** PROBLEM TO SOLVE **
Write the material out again exactly.

** INFORMATION SUPPLIED **
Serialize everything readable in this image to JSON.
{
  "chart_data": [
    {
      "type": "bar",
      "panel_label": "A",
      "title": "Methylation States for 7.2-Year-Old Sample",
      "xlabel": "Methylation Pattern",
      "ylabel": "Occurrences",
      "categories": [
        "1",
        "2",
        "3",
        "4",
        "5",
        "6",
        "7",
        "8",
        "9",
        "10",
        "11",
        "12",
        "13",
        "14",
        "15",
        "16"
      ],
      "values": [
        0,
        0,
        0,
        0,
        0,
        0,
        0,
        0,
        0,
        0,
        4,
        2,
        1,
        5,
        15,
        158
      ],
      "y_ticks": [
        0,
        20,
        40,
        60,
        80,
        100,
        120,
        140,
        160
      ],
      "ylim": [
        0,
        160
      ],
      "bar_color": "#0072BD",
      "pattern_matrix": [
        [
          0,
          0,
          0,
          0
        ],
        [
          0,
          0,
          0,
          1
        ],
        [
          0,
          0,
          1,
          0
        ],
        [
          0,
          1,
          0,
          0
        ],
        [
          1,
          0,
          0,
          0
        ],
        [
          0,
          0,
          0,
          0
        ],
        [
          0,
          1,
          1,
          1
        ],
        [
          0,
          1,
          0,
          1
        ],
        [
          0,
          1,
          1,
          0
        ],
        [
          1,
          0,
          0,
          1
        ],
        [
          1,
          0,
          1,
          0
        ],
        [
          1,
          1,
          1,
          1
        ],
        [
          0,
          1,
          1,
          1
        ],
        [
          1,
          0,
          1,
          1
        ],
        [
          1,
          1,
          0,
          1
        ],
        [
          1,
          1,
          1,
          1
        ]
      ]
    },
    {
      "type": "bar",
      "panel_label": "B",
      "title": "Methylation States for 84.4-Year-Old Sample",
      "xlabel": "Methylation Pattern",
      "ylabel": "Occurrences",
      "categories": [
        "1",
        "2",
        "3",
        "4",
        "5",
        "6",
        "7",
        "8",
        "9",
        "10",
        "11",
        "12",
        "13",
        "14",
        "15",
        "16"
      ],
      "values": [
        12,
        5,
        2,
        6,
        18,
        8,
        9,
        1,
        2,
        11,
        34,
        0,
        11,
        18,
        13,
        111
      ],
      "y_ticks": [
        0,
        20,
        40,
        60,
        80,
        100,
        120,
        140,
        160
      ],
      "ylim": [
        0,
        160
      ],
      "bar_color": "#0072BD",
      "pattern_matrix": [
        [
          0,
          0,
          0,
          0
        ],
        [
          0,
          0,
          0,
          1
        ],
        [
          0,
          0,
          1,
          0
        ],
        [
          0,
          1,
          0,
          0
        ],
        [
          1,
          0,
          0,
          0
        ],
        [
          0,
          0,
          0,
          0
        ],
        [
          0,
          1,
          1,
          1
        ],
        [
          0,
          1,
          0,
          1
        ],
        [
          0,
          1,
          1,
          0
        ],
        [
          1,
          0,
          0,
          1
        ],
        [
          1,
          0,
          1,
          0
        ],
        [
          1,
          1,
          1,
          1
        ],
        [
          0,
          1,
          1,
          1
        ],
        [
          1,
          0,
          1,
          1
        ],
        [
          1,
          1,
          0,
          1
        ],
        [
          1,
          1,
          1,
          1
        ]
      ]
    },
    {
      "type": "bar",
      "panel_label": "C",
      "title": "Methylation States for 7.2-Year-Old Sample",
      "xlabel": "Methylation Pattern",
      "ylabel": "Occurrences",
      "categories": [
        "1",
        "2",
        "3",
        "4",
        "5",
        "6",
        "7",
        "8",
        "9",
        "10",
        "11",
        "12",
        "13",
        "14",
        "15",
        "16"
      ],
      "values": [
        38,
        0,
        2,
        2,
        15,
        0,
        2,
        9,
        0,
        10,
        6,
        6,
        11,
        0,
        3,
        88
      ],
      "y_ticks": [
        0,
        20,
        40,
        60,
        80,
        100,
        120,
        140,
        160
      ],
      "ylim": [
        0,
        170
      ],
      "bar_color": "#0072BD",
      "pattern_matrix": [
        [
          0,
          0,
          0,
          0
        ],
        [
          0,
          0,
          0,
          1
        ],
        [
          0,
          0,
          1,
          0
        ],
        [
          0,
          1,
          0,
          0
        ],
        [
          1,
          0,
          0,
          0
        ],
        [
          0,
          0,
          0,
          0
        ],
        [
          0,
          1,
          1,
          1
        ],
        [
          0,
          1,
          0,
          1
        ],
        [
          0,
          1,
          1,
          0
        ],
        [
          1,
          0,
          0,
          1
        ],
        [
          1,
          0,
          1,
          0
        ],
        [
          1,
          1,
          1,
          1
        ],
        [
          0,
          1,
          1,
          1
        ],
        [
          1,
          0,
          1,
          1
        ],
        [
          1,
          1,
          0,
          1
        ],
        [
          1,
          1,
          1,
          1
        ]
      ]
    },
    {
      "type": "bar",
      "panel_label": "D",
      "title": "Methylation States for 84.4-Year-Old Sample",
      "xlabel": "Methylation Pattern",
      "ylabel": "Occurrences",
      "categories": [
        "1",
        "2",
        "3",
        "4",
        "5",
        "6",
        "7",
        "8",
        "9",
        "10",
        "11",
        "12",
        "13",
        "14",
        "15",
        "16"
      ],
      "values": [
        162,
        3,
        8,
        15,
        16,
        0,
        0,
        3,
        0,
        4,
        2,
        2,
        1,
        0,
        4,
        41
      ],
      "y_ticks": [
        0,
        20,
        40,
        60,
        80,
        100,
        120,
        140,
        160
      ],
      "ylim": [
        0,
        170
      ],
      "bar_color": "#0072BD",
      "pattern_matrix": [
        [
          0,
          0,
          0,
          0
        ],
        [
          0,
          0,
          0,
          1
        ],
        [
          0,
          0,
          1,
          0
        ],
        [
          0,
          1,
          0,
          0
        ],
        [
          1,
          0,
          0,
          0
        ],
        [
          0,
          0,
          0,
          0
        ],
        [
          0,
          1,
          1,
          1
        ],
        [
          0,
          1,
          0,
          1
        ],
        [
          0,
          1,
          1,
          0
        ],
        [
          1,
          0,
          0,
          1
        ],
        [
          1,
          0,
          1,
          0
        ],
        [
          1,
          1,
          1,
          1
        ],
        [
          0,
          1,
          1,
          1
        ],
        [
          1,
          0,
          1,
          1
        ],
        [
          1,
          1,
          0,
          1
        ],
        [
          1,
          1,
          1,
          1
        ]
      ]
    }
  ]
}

** ANSWER FOR THIS EXERCISE **
Serialize everything readable in this image to JSON.
{
  "chart_data": [
    {
      "type": "bar",
      "panel_label": "A",
      "title": "Methylation States for 7.2-Year-Old Sample",
      "xlabel": "Methylation Pattern",
      "ylabel": "Occurrences",
      "categories": [
        "1",
        "2",
        "3",
        "4",
        "5",
        "6",
        "7",
        "8",
        "9",
        "10",
        "11",
        "12",
        "13",
        "14",
        "15",
        "16"
      ],
      "values": [
        0,
        0,
        0,
        0,
        0,
        0,
        0,
        0,
        0,
        0,
        4,
        2,
        1,
        5,
        15,
        158
      ],
      "y_ticks": [
        0,
        20,
        40,
        60,
        80,
        100,
        120,
        140,
        160
      ],
      "ylim": [
        0,
        160
      ],
      "bar_color": "#0072BD",
      "pattern_matrix": [
        [
          0,
          0,
          0,
          0
        ],
        [
          0,
          0,
          0,
          1
        ],
        [
          0,
          0,
          1,
          0
        ],
        [
          0,
          1,
          0,
          0
        ],
        [
          1,
          0,
          0,
          0
        ],
        [
          0,
          0,
          0,
          0
        ],
        [
          0,
          1,
          1,
          1
        ],
        [
          0,
          1,
          0,
          1
        ],
        [
          0,
          1,
          1,
          0
        ],
        [
          1,
          0,
          0,
          1
        ],
        [
          1,
          0,
          1,
          0
        ],
        [
          1,
          1,
          1,
          1
        ],
        [
          0,
          1,
          1,
          1
        ],
        [
          1,
          0,
          1,
          1
        ],
        [
          1,
          1,
          0,
          1
        ],
        [
          1,
          1,
          1,
          1
        ]
      ]
    },
    {
      "type": "bar",
      "panel_label": "B",
      "title": "Methylation States for 84.4-Year-Old Sample",
      "xlabel": "Methylation Pattern",
      "ylabel": "Occurrences",
      "categories": [
        "1",
        "2",
        "3",
        "4",
        "5",
        "6",
        "7",
        "8",
        "9",
        "10",
        "11",
        "12",
        "13",
        "14",
        "15",
        "16"
      ],
      "values": [
        12,
        5,
        2,
        6,
        18,
        8,
        9,
        1,
        2,
        11,
        34,
        0,
        11,
        18,
        13,
        111
      ],
      "y_ticks": [
        0,
        20,
        40,
        60,
        80,
        100,
        120,
        140,
        160
      ],
      "ylim": [
        0,
        160
      ],
      "bar_color": "#0072BD",
      "pattern_matrix": [
        [
          0,
          0,
          0,
          0
        ],
        [
          0,
          0,
          0,
          1
        ],
        [
          0,
          0,
          1,
          0
        ],
        [
          0,
          1,
          0,
          0
        ],
        [
          1,
          0,
          0,
          0
        ],
        [
          0,
          0,
          0,
          0
        ],
        [
          0,
          1,
          1,
          1
        ],
        [
          0,
          1,
          0,
          1
        ],
        [
          0,
          1,
          1,
          0
        ],
        [
          1,
          0,
          0,
          1
        ],
        [
          1,
          0,
          1,
          0
        ],
        [
          1,
          1,
          1,
          1
        ],
        [
          0,
          1,
          1,
          1
        ],
        [
          1,
          0,
          1,
          1
        ],
        [
          1,
          1,
          0,
          1
        ],
        [
          1,
          1,
          1,
          1
        ]
      ]
    },
    {
      "type": "bar",
      "panel_label": "C",
      "title": "Methylation States for 7.2-Year-Old Sample",
      "xlabel": "Methylation Pattern",
      "ylabel": "Occurrences",
      "categories": [
        "1",
        "2",
        "3",
        "4",
        "5",
        "6",
        "7",
        "8",
        "9",
        "10",
        "11",
        "12",
        "13",
        "14",
        "15",
        "16"
      ],
      "values": [
        38,
        0,
        2,
        2,
        15,
        0,
        2,
        9,
        0,
        10,
        6,
        6,
        11,
        0,
        3,
        88
      ],
      "y_ticks": [
        0,
        20,
        40,
        60,
        80,
        100,
        120,
        140,
        160
      ],
      "ylim": [
        0,
        170
      ],
      "bar_color": "#0072BD",
      "pattern_matrix": [
        [
          0,
          0,
          0,
          0
        ],
        [
          0,
          0,
          0,
          1
        ],
        [
          0,
          0,
          1,
          0
        ],
        [
          0,
          1,
          0,
          0
        ],
        [
          1,
          0,
          0,
          0
        ],
        [
          0,
          0,
          0,
          0
        ],
        [
          0,
          1,
          1,
          1
        ],
        [
          0,
          1,
          0,
          1
        ],
        [
          0,
          1,
          1,
          0
        ],
        [
          1,
          0,
          0,
          1
        ],
        [
          1,
          0,
          1,
          0
        ],
        [
          1,
          1,
          1,
          1
        ],
        [
          0,
          1,
          1,
          1
        ],
        [
          1,
          0,
          1,
          1
        ],
        [
          1,
          1,
          0,
          1
        ],
        [
          1,
          1,
          1,
          1
        ]
      ]
    },
    {
      "type": "bar",
      "panel_label": "D",
      "title": "Methylation States for 84.4-Year-Old Sample",
      "xlabel": "Methylation Pattern",
      "ylabel": "Occurrences",
      "categories": [
        "1",
        "2",
        "3",
        "4",
        "5",
        "6",
        "7",
        "8",
        "9",
        "10",
        "11",
        "12",
        "13",
        "14",
        "15",
        "16"
      ],
      "values": [
        162,
        3,
        8,
        15,
        16,
        0,
        0,
        3,
        0,
        4,
        2,
        2,
        1,
        0,
        4,
        41
      ],
      "y_ticks": [
        0,
        20,
        40,
        60,
        80,
        100,
        120,
        140,
        160
      ],
      "ylim": [
        0,
        170
      ],
      "bar_color": "#0072BD",
      "pattern_matrix": [
        [
          0,
          0,
          0,
          0
        ],
        [
          0,
          0,
          0,
          1
        ],
        [
          0,
          0,
          1,
          0
        ],
        [
          0,
          1,
          0,
          0
        ],
        [
          1,
          0,
          0,
          0
        ],
        [
          0,
          0,
          0,
          0
        ],
        [
          0,
          1,
          1,
          1
        ],
        [
          0,
          1,
          0,
          1
        ],
        [
          0,
          1,
          1,
          0
        ],
        [
          1,
          0,
          0,
          1
        ],
        [
          1,
          0,
          1,
          0
        ],
        [
          1,
          1,
          1,
          1
        ],
        [
          0,
          1,
          1,
          1
        ],
        [
          1,
          0,
          1,
          1
        ],
        [
          1,
          1,
          0,
          1
        ],
        [
          1,
          1,
          1,
          1
        ]
      ]
    }
  ]
}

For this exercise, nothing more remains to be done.